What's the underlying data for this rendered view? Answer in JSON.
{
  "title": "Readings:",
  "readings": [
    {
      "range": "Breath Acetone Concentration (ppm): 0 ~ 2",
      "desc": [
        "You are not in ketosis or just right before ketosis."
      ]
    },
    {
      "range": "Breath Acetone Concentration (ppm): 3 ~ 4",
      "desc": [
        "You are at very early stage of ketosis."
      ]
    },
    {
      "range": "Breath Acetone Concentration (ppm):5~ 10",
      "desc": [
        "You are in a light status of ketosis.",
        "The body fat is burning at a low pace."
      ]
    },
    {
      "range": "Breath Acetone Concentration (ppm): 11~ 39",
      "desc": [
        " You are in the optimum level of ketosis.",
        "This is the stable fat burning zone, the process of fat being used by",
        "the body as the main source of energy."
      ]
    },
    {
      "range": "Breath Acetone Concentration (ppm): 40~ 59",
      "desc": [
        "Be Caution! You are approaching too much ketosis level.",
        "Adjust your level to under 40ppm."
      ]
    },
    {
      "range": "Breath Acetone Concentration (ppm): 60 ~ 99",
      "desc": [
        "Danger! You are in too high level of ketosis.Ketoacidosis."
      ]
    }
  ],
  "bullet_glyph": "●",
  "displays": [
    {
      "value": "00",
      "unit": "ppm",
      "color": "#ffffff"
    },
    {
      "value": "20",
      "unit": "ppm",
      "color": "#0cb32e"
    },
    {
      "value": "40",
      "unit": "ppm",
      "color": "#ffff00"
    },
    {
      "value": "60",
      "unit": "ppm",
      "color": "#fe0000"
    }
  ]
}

********************

Instructions for the task =
Search the data for "Acetone". Copy every matching line.

Task solution =
      "range": "Breath Acetone Concentration (ppm): 0 ~ 2",
      "range": "Breath Acetone Concentration (ppm): 3 ~ 4",
      "range": "Breath Acetone Concentration (ppm):5~ 10",
      "range": "Breath Acetone Concentration (ppm): 11~ 39",
      "range": "Breath Acetone Concentration (ppm): 40~ 59",
      "range": "Breath Acetone Concentration (ppm): 60 ~ 99",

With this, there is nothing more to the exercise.